• TASK MATERIAL:
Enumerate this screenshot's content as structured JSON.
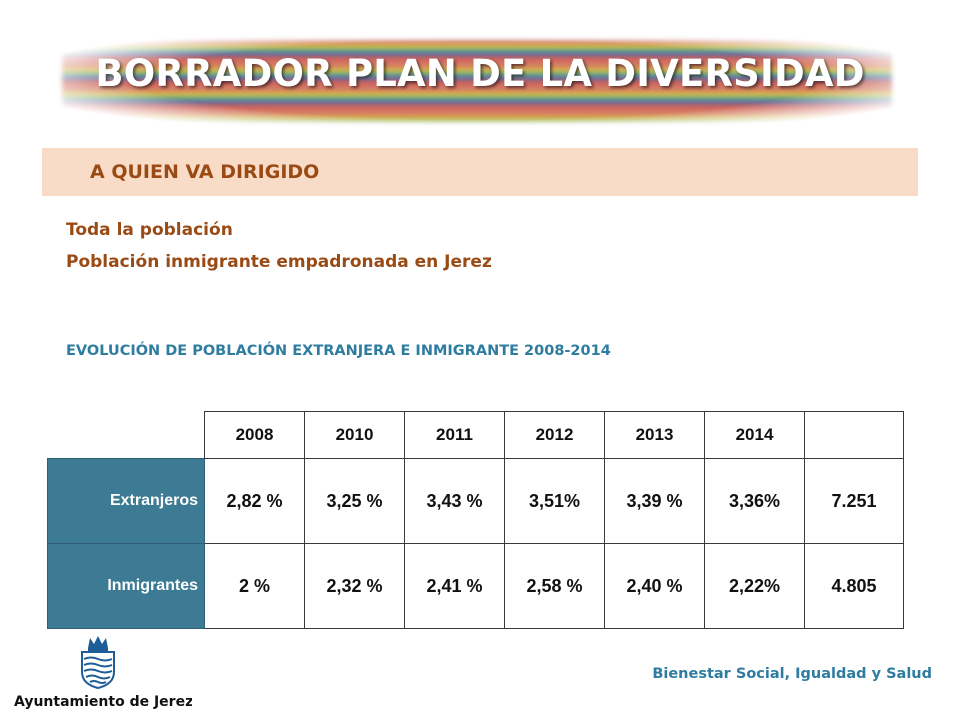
{
  "title": "BORRADOR PLAN DE LA DIVERSIDAD",
  "section": {
    "title": "A QUIEN VA DIRIGIDO"
  },
  "lines": [
    "Toda la población",
    "Población inmigrante empadronada en Jerez"
  ],
  "subheading": "EVOLUCIÓN DE POBLACIÓN EXTRANJERA E INMIGRANTE 2008-2014",
  "table": {
    "headers": [
      "",
      "2008",
      "2010",
      "2011",
      "2012",
      "2013",
      "2014",
      ""
    ],
    "rows": [
      {
        "label": "Extranjeros",
        "values": [
          "2,82 %",
          "3,25 %",
          "3,43 %",
          "3,51%",
          "3,39 %",
          "3,36%",
          "7.251"
        ]
      },
      {
        "label": "Inmigrantes",
        "values": [
          "2 %",
          "2,32 %",
          "2,41 %",
          "2,58 %",
          "2,40 %",
          "2,22%",
          "4.805"
        ]
      }
    ]
  },
  "footer": {
    "logo_text": "Ayuntamiento de Jerez",
    "department": "Bienestar Social, Igualdad y Salud"
  },
  "colors": {
    "accent": "#9a4a14",
    "blue": "#2e7da0",
    "rowhead": "#3d7a93",
    "section_bg": "#f9dcc7"
  }
}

• STATED TASK: Leave out the pictures and print each record exactly as it stands.

• ANSWER TO THIS TASK:
Enumerate this screenshot's content as structured JSON.
{
  "title": "BORRADOR PLAN DE LA DIVERSIDAD",
  "section": {
    "title": "A QUIEN VA DIRIGIDO"
  },
  "lines": [
    "Toda la población",
    "Población inmigrante empadronada en Jerez"
  ],
  "subheading": "EVOLUCIÓN DE POBLACIÓN EXTRANJERA E INMIGRANTE 2008-2014",
  "table": {
    "headers": [
      "",
      "2008",
      "2010",
      "2011",
      "2012",
      "2013",
      "2014",
      ""
    ],
    "rows": [
      {
        "label": "Extranjeros",
        "values": [
          "2,82 %",
          "3,25 %",
          "3,43 %",
          "3,51%",
          "3,39 %",
          "3,36%",
          "7.251"
        ]
      },
      {
        "label": "Inmigrantes",
        "values": [
          "2 %",
          "2,32 %",
          "2,41 %",
          "2,58 %",
          "2,40 %",
          "2,22%",
          "4.805"
        ]
      }
    ]
  },
  "footer": {
    "logo_text": "Ayuntamiento de Jerez",
    "department": "Bienestar Social, Igualdad y Salud"
  },
  "colors": {
    "accent": "#9a4a14",
    "blue": "#2e7da0",
    "rowhead": "#3d7a93",
    "section_bg": "#f9dcc7"
  }
}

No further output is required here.